## What needs to be done:
Below are some entries. Copy each line that holds the string "title".

[Dataset excerpt]
◇ ◇ ◇

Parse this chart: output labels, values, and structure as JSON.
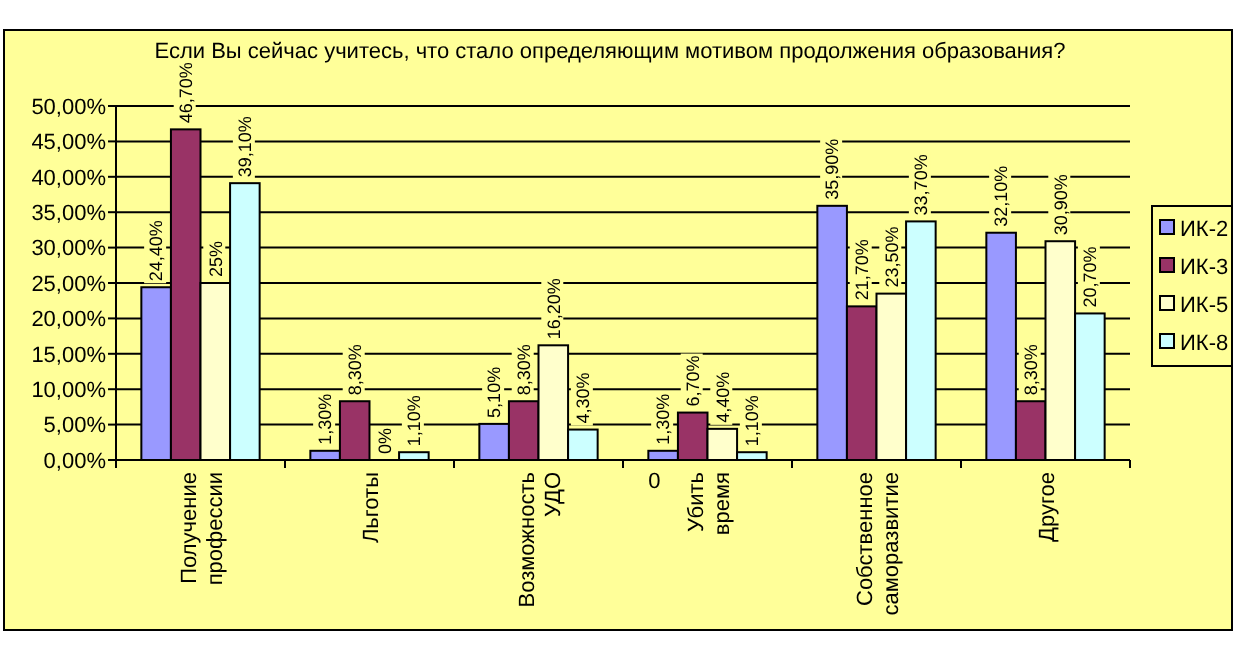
{
  "chart_data": {
    "type": "bar",
    "title": "Если Вы сейчас учитесь, что стало определяющим мотивом продолжения образования?",
    "categories": [
      "Получение профессии",
      "Льготы",
      "Возможность УДО",
      "Убить время",
      "Собственное саморазвитие",
      "Другое"
    ],
    "series": [
      {
        "name": "ИК-2",
        "color": "#9999ff",
        "values": [
          24.4,
          1.3,
          5.1,
          1.3,
          35.9,
          32.1
        ],
        "value_labels": [
          "24,40%",
          "1,30%",
          "5,10%",
          "1,30%",
          "35,90%",
          "32,10%"
        ]
      },
      {
        "name": "ИК-3",
        "color": "#993366",
        "values": [
          46.7,
          8.3,
          8.3,
          6.7,
          21.7,
          8.3
        ],
        "value_labels": [
          "46,70%",
          "8,30%",
          "8,30%",
          "6,70%",
          "21,70%",
          "8,30%"
        ]
      },
      {
        "name": "ИК-5",
        "color": "#ffffcc",
        "values": [
          25,
          0,
          16.2,
          4.4,
          23.5,
          30.9
        ],
        "value_labels": [
          "25%",
          "0%",
          "16,20%",
          "4,40%",
          "23,50%",
          "30,90%"
        ]
      },
      {
        "name": "ИК-8",
        "color": "#ccffff",
        "values": [
          39.1,
          1.1,
          4.3,
          1.1,
          33.7,
          20.7
        ],
        "value_labels": [
          "39,10%",
          "1,10%",
          "4,30%",
          "1,10%",
          "33,70%",
          "20,70%"
        ]
      }
    ],
    "ylim": [
      0,
      50
    ],
    "yticks": [
      {
        "value": 0,
        "label": "0,00%"
      },
      {
        "value": 5,
        "label": "5,00%"
      },
      {
        "value": 10,
        "label": "10,00%"
      },
      {
        "value": 15,
        "label": "15,00%"
      },
      {
        "value": 20,
        "label": "20,00%"
      },
      {
        "value": 25,
        "label": "25,00%"
      },
      {
        "value": 30,
        "label": "30,00%"
      },
      {
        "value": 35,
        "label": "35,00%"
      },
      {
        "value": 40,
        "label": "40,00%"
      },
      {
        "value": 45,
        "label": "45,00%"
      },
      {
        "value": 50,
        "label": "50,00%"
      }
    ],
    "grid": "y",
    "legend": "right",
    "annotations": [
      {
        "text": "0",
        "x": "Убить время",
        "y": 0
      }
    ]
  }
}
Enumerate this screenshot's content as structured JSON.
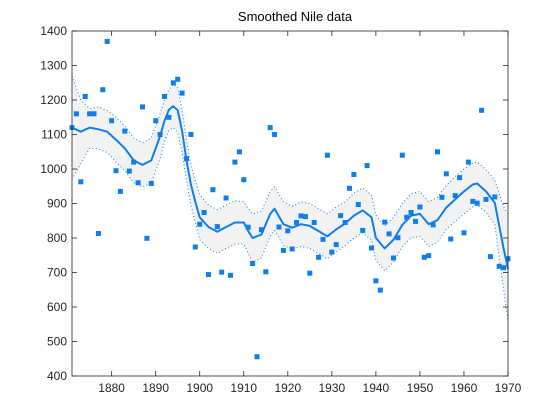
{
  "chart_data": {
    "type": "scatter",
    "title": "Smoothed Nile data",
    "xlabel": "",
    "ylabel": "",
    "xlim": [
      1871,
      1970
    ],
    "ylim": [
      400,
      1400
    ],
    "xticks": [
      1880,
      1890,
      1900,
      1910,
      1920,
      1930,
      1940,
      1950,
      1960,
      1970
    ],
    "yticks": [
      400,
      500,
      600,
      700,
      800,
      900,
      1000,
      1100,
      1200,
      1300,
      1400
    ],
    "grid": false,
    "legend": "none",
    "colors": {
      "points": "#0f7ee8",
      "smooth": "#0f7ee8",
      "band_fill": "#f2f2f2",
      "band_edge": "#0f7ee8",
      "axes": "#262626"
    },
    "series": [
      {
        "kind": "points",
        "x": [
          1871,
          1872,
          1873,
          1874,
          1875,
          1876,
          1877,
          1878,
          1879,
          1880,
          1881,
          1882,
          1883,
          1884,
          1885,
          1886,
          1887,
          1888,
          1889,
          1890,
          1891,
          1892,
          1893,
          1894,
          1895,
          1896,
          1897,
          1898,
          1899,
          1900,
          1901,
          1902,
          1903,
          1904,
          1905,
          1906,
          1907,
          1908,
          1909,
          1910,
          1911,
          1912,
          1913,
          1914,
          1915,
          1916,
          1917,
          1918,
          1919,
          1920,
          1921,
          1922,
          1923,
          1924,
          1925,
          1926,
          1927,
          1928,
          1929,
          1930,
          1931,
          1932,
          1933,
          1934,
          1935,
          1936,
          1937,
          1938,
          1939,
          1940,
          1941,
          1942,
          1943,
          1944,
          1945,
          1946,
          1947,
          1948,
          1949,
          1950,
          1951,
          1952,
          1953,
          1954,
          1955,
          1956,
          1957,
          1958,
          1959,
          1960,
          1961,
          1962,
          1963,
          1964,
          1965,
          1966,
          1967,
          1968,
          1969,
          1970
        ],
        "y": [
          1120,
          1160,
          963,
          1210,
          1160,
          1160,
          813,
          1230,
          1370,
          1140,
          995,
          935,
          1110,
          994,
          1020,
          960,
          1180,
          799,
          958,
          1140,
          1100,
          1210,
          1150,
          1250,
          1260,
          1220,
          1030,
          1100,
          774,
          840,
          874,
          694,
          940,
          833,
          701,
          916,
          692,
          1020,
          1050,
          969,
          831,
          726,
          456,
          824,
          702,
          1120,
          1100,
          832,
          764,
          821,
          768,
          845,
          864,
          862,
          698,
          845,
          744,
          796,
          1040,
          759,
          781,
          865,
          845,
          944,
          984,
          897,
          822,
          1010,
          771,
          676,
          649,
          846,
          812,
          742,
          801,
          1040,
          860,
          874,
          848,
          890,
          744,
          749,
          838,
          1050,
          918,
          986,
          797,
          923,
          975,
          815,
          1020,
          906,
          901,
          1170,
          912,
          746,
          919,
          718,
          714,
          740
        ]
      },
      {
        "kind": "smooth",
        "x": [
          1871,
          1873,
          1875,
          1877,
          1879,
          1881,
          1883,
          1885,
          1887,
          1889,
          1891,
          1892,
          1893,
          1894,
          1895,
          1896,
          1897,
          1898,
          1899,
          1900,
          1902,
          1904,
          1906,
          1908,
          1910,
          1911,
          1912,
          1914,
          1916,
          1917,
          1919,
          1921,
          1923,
          1925,
          1927,
          1929,
          1931,
          1933,
          1935,
          1937,
          1939,
          1940,
          1942,
          1944,
          1946,
          1948,
          1950,
          1952,
          1954,
          1956,
          1958,
          1960,
          1962,
          1963,
          1965,
          1967,
          1969,
          1970
        ],
        "y": [
          1120,
          1108,
          1120,
          1115,
          1108,
          1085,
          1060,
          1025,
          1012,
          1025,
          1095,
          1140,
          1172,
          1182,
          1170,
          1110,
          1025,
          955,
          905,
          860,
          832,
          818,
          832,
          845,
          845,
          820,
          800,
          810,
          870,
          885,
          840,
          830,
          840,
          835,
          820,
          805,
          825,
          842,
          865,
          880,
          860,
          800,
          770,
          795,
          838,
          865,
          870,
          840,
          852,
          888,
          912,
          935,
          955,
          958,
          935,
          902,
          770,
          710
        ]
      },
      {
        "kind": "band_upper",
        "x": [
          1871,
          1873,
          1875,
          1877,
          1879,
          1881,
          1883,
          1885,
          1887,
          1889,
          1891,
          1892,
          1893,
          1894,
          1895,
          1896,
          1897,
          1898,
          1899,
          1900,
          1902,
          1904,
          1906,
          1908,
          1910,
          1911,
          1912,
          1914,
          1916,
          1917,
          1919,
          1921,
          1923,
          1925,
          1927,
          1929,
          1931,
          1933,
          1935,
          1937,
          1939,
          1940,
          1942,
          1944,
          1946,
          1948,
          1950,
          1952,
          1954,
          1956,
          1958,
          1960,
          1962,
          1963,
          1965,
          1967,
          1969,
          1970
        ],
        "y": [
          1270,
          1200,
          1175,
          1180,
          1170,
          1150,
          1125,
          1090,
          1076,
          1090,
          1160,
          1200,
          1230,
          1245,
          1238,
          1170,
          1085,
          1015,
          965,
          925,
          895,
          882,
          895,
          908,
          905,
          885,
          870,
          878,
          935,
          948,
          905,
          892,
          905,
          900,
          885,
          870,
          890,
          905,
          930,
          945,
          925,
          866,
          835,
          860,
          900,
          928,
          935,
          905,
          918,
          952,
          978,
          1000,
          1018,
          1020,
          998,
          968,
          890,
          870
        ]
      },
      {
        "kind": "band_lower",
        "x": [
          1871,
          1873,
          1875,
          1877,
          1879,
          1881,
          1883,
          1885,
          1887,
          1889,
          1891,
          1892,
          1893,
          1894,
          1895,
          1896,
          1897,
          1898,
          1899,
          1900,
          1902,
          1904,
          1906,
          1908,
          1910,
          1911,
          1912,
          1914,
          1916,
          1917,
          1919,
          1921,
          1923,
          1925,
          1927,
          1929,
          1931,
          1933,
          1935,
          1937,
          1939,
          1940,
          1942,
          1944,
          1946,
          1948,
          1950,
          1952,
          1954,
          1956,
          1958,
          1960,
          1962,
          1963,
          1965,
          1967,
          1969,
          1970
        ],
        "y": [
          970,
          1015,
          1060,
          1058,
          1048,
          1020,
          995,
          960,
          948,
          960,
          1030,
          1080,
          1112,
          1120,
          1105,
          1050,
          965,
          895,
          845,
          795,
          770,
          755,
          770,
          782,
          783,
          755,
          730,
          742,
          805,
          822,
          778,
          768,
          775,
          770,
          755,
          740,
          760,
          778,
          800,
          815,
          795,
          735,
          705,
          730,
          775,
          800,
          805,
          775,
          788,
          825,
          848,
          870,
          890,
          895,
          875,
          840,
          650,
          560
        ]
      }
    ]
  }
}
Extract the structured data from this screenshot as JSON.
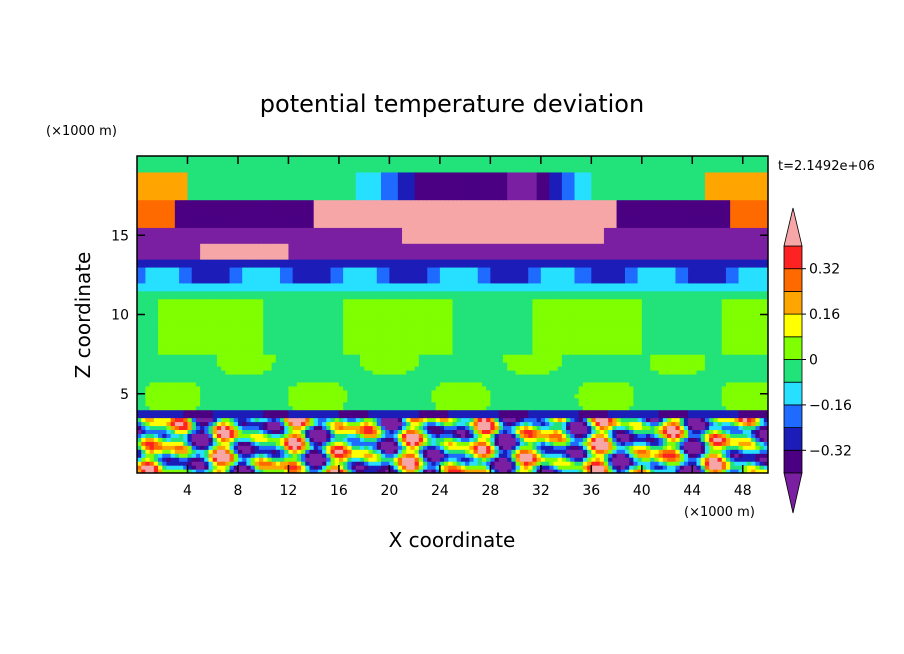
{
  "chart_data": {
    "type": "heatmap",
    "title": "potential temperature deviation",
    "xlabel": "X coordinate",
    "ylabel": "Z coordinate",
    "x_unit_label": "(×1000 m)",
    "y_unit_label": "(×1000 m)",
    "time_label": "t=2.1492e+06",
    "xlim": [
      0,
      50
    ],
    "ylim": [
      0,
      20
    ],
    "x_ticks": [
      4,
      8,
      12,
      16,
      20,
      24,
      28,
      32,
      36,
      40,
      44,
      48
    ],
    "y_ticks": [
      5,
      10,
      15
    ],
    "colorbar": {
      "levels": [
        -0.4,
        -0.32,
        -0.24,
        -0.16,
        -0.08,
        0,
        0.08,
        0.16,
        0.24,
        0.32,
        0.4
      ],
      "colors": [
        "#4b0082",
        "#1c1cb8",
        "#1f6bff",
        "#27e0ff",
        "#22e37a",
        "#7fff00",
        "#ffff00",
        "#ffa500",
        "#ff6a00",
        "#ff2222"
      ],
      "under_color": "#7a1fa2",
      "over_color": "#f6a6a6",
      "labels": [
        {
          "value": 0.32,
          "text": "0.32"
        },
        {
          "value": 0.16,
          "text": "0.16"
        },
        {
          "value": 0,
          "text": "0"
        },
        {
          "value": -0.16,
          "text": "−0.16"
        },
        {
          "value": -0.32,
          "text": "−0.32"
        }
      ]
    },
    "layers": [
      {
        "z": [
          0,
          3.5
        ],
        "value": -0.5,
        "description_color": "mixed"
      },
      {
        "z": [
          3.5,
          4.1
        ],
        "value": -0.3
      },
      {
        "z": [
          4.1,
          7.5
        ],
        "value": -0.04
      },
      {
        "z": [
          7.5,
          11.0
        ],
        "value": 0.04
      },
      {
        "z": [
          11.0,
          13.0
        ],
        "value": -0.12
      },
      {
        "z": [
          13.0,
          15.5
        ],
        "value": -0.42
      },
      {
        "z": [
          15.5,
          17.2
        ],
        "value": 0.5
      },
      {
        "z": [
          17.2,
          20
        ],
        "value": -0.04
      }
    ]
  }
}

◇ ◇ ◇

## Expected answer:
    "title": "Если Вы сейчас учитесь, что стало определяющим мотивом продолжения образования?",
    "title": "Smoothed Nile data",
    "title": "potential temperature deviation",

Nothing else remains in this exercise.